Using the records below, count the lines with "CGAL" in them. Give the number only.

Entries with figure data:
+--

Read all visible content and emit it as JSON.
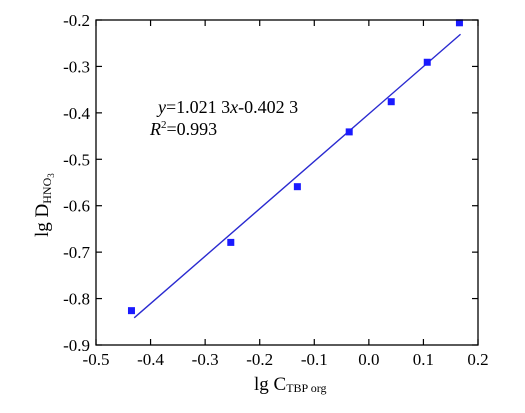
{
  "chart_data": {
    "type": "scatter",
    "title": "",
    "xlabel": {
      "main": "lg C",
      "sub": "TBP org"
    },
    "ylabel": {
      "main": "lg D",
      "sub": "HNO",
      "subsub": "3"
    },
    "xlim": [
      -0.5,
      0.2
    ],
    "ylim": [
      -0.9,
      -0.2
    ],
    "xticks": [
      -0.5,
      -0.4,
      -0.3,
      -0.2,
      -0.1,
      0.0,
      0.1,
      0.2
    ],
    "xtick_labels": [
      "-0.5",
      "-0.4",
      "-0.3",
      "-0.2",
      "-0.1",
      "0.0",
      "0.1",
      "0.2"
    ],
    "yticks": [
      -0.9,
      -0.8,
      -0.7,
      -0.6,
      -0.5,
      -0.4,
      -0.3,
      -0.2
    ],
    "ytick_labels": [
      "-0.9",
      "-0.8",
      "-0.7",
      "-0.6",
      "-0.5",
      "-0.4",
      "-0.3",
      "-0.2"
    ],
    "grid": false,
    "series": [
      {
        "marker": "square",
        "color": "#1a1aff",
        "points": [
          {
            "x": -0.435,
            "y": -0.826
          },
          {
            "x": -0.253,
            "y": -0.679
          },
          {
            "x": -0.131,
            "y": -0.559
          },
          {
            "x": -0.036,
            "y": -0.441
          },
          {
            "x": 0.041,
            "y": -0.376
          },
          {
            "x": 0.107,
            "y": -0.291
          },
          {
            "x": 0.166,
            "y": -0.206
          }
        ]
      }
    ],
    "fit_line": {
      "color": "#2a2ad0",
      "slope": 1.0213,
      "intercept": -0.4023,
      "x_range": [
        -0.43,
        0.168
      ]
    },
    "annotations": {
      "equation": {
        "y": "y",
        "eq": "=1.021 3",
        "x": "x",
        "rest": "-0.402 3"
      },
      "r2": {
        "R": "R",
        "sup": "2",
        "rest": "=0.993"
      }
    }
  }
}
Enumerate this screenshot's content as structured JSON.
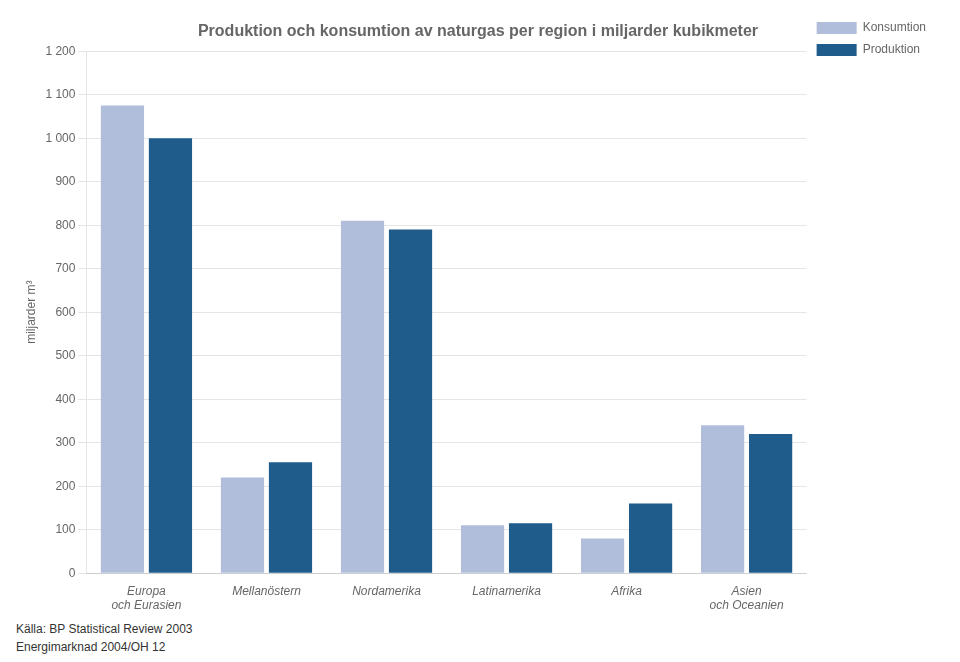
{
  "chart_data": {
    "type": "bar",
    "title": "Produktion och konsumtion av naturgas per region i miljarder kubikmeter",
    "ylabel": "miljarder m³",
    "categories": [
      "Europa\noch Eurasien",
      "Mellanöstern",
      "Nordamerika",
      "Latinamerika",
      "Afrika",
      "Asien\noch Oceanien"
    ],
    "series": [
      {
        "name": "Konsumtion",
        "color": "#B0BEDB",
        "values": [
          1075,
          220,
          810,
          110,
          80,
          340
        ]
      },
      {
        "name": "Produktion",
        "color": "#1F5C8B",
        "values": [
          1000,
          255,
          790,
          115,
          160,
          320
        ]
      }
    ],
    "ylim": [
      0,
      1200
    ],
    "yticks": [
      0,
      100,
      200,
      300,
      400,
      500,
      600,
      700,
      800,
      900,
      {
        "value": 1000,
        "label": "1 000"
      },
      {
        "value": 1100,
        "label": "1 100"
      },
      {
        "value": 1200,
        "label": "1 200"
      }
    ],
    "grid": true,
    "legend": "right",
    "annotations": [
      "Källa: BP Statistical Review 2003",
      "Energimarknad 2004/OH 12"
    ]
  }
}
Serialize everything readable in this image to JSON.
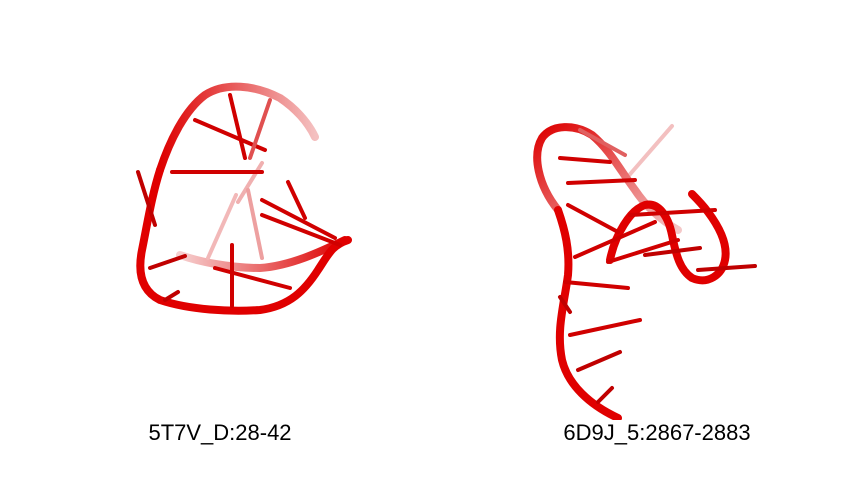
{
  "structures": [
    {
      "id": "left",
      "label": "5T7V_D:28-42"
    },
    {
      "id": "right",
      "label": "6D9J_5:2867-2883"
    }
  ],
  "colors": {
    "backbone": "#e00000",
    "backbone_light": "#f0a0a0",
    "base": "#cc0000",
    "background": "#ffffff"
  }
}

+--

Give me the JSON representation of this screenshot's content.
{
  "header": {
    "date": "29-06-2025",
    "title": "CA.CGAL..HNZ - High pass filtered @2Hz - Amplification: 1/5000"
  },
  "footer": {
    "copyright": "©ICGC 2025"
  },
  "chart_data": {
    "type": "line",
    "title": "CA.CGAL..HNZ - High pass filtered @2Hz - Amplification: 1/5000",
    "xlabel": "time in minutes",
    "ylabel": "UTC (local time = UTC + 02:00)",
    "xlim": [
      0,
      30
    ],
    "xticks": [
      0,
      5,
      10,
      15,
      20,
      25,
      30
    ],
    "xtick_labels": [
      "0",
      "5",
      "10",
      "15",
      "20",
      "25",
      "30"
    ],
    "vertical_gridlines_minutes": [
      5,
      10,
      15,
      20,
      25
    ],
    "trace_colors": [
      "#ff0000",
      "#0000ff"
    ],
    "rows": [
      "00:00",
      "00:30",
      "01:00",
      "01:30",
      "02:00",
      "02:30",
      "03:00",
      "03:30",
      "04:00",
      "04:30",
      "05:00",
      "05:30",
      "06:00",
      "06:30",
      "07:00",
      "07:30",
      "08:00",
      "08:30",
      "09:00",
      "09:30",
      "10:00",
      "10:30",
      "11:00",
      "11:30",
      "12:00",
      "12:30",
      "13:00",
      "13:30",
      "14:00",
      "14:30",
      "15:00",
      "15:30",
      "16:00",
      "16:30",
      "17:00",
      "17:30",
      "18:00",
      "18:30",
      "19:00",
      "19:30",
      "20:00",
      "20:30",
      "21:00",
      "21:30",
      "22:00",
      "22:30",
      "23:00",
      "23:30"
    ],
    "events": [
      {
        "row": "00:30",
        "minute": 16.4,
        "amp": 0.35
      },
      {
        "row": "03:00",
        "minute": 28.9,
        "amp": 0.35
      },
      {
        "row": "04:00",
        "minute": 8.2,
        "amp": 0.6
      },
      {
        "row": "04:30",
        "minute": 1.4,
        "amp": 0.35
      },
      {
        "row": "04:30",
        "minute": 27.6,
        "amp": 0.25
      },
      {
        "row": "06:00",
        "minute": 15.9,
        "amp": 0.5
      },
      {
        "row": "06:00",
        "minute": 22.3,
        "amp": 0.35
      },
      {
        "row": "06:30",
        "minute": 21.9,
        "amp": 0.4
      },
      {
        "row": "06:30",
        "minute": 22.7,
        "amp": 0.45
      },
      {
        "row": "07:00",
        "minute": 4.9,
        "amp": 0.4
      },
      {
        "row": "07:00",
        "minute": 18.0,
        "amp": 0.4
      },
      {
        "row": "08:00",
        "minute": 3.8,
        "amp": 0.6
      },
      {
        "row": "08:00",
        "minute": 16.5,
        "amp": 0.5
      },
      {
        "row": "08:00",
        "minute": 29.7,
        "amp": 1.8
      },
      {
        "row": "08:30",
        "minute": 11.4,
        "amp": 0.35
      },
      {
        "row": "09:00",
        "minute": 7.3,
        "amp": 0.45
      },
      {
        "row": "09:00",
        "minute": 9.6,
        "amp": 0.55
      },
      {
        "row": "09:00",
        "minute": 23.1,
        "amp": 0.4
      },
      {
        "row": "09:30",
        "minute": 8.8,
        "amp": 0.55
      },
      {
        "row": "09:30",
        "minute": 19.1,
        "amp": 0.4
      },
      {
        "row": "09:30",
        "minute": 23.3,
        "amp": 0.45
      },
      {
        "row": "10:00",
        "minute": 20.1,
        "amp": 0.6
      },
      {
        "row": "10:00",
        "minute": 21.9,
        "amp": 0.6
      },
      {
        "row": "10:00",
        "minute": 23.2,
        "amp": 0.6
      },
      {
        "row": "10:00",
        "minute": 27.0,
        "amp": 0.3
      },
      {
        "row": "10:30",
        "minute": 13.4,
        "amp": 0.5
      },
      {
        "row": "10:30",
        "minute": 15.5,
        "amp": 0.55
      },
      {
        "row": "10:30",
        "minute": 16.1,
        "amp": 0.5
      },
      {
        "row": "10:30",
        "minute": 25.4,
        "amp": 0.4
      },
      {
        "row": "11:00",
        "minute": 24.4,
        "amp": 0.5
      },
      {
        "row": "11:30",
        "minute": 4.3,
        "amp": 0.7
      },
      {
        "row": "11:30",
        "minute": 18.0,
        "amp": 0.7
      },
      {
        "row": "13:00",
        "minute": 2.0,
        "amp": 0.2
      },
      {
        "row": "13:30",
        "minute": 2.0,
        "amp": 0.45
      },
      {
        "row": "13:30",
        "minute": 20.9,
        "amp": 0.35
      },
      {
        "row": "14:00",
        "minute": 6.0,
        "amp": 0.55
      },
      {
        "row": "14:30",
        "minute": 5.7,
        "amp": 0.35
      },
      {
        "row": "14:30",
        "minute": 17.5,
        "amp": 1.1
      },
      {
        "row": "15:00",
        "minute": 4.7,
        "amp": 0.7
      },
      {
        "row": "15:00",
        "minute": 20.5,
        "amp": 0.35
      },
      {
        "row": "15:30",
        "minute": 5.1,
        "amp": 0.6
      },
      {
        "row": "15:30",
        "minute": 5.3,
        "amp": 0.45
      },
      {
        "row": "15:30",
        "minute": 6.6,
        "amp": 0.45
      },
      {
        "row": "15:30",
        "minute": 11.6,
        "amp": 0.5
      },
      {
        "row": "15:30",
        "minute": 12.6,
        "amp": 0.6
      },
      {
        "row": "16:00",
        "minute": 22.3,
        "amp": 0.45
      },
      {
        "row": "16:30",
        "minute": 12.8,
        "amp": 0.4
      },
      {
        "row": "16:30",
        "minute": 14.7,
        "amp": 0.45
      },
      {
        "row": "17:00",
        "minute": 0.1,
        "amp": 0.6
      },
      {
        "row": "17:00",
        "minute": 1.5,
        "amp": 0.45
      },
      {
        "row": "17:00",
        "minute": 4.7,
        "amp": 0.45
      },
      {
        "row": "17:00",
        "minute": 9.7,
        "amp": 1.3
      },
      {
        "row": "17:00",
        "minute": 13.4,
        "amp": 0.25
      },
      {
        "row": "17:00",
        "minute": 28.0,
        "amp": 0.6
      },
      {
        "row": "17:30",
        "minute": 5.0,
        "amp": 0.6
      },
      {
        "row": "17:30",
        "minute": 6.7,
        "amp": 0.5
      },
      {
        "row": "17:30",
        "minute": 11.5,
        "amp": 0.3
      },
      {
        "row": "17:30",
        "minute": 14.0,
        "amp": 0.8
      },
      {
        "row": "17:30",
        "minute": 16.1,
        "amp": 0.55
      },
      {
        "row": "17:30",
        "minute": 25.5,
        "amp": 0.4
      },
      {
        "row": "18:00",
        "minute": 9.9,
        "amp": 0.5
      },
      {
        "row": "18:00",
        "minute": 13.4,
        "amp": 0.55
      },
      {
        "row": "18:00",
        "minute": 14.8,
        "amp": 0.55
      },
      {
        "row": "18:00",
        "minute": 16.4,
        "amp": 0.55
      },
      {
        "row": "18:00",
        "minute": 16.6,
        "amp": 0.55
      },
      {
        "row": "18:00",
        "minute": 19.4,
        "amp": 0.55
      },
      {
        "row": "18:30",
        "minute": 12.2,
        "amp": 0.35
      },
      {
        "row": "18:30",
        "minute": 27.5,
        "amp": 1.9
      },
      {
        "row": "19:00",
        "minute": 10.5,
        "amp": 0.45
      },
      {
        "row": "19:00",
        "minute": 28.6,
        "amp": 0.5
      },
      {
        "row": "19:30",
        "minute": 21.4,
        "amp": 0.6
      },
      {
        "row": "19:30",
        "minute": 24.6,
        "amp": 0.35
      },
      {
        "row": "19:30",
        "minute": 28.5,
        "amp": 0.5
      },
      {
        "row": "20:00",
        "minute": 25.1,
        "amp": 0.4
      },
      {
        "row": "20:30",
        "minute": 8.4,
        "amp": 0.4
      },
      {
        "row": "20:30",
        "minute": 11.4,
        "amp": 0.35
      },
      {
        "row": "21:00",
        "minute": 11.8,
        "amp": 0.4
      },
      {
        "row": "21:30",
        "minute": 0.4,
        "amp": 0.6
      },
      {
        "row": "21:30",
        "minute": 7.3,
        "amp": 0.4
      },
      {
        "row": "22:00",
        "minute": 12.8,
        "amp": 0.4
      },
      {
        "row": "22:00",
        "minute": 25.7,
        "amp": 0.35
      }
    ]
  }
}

+--

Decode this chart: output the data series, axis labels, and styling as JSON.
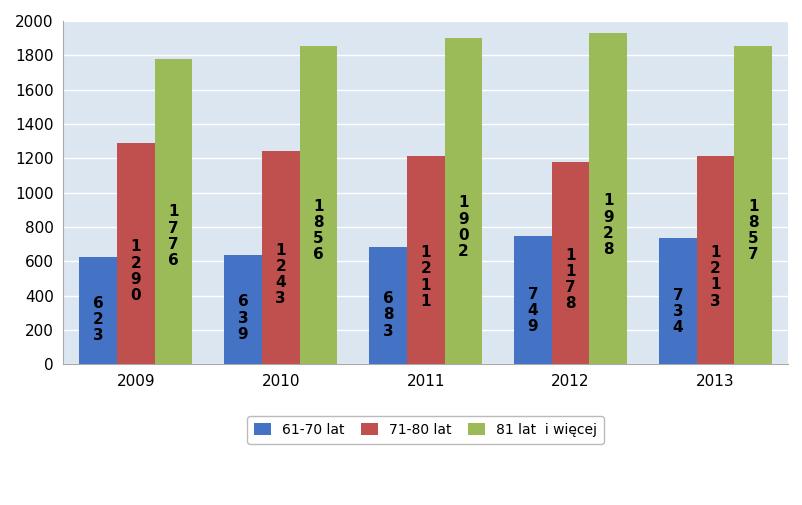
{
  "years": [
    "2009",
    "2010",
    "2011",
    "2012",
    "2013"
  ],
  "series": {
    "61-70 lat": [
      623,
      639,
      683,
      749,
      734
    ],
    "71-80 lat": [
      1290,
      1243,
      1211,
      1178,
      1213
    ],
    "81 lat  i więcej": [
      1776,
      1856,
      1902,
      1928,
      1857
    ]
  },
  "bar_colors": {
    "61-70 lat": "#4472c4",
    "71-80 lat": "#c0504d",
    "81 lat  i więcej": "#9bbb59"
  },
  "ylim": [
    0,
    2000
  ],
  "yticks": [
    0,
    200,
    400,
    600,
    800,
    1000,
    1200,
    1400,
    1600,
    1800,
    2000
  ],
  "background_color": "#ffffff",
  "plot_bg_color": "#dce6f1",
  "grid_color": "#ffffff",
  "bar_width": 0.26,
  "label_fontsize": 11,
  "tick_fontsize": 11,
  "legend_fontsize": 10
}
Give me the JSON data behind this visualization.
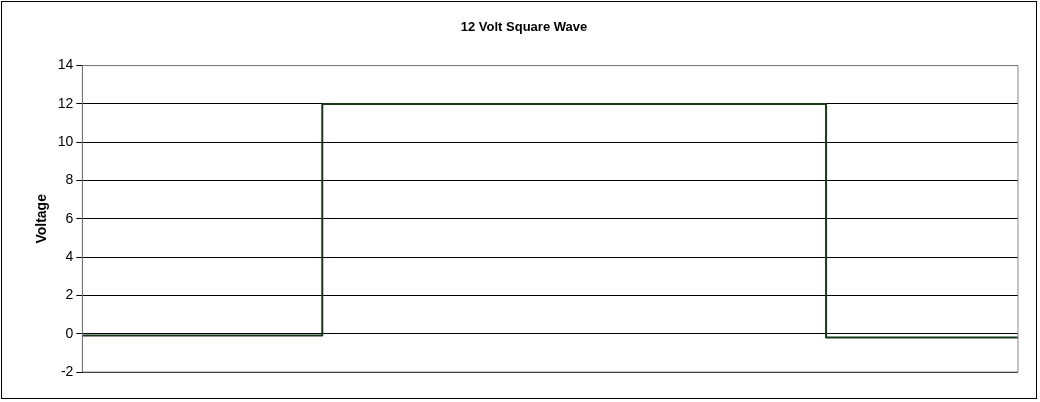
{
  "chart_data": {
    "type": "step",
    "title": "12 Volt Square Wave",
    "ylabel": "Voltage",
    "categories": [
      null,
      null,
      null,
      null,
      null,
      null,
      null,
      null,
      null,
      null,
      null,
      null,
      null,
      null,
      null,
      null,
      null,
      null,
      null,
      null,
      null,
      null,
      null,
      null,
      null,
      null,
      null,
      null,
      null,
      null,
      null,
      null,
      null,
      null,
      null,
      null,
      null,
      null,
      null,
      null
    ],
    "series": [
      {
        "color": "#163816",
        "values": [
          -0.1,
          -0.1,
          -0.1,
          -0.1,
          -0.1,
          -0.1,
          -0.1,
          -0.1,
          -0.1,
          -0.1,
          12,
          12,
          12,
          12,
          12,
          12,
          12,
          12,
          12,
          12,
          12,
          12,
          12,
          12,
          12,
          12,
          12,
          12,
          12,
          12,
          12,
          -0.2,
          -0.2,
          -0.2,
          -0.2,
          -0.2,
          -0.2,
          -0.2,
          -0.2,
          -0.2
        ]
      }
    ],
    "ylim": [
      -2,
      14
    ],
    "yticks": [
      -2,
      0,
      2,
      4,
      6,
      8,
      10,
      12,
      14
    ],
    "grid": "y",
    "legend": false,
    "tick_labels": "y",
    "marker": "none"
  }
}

+--

» **FULL OUTPUT**
2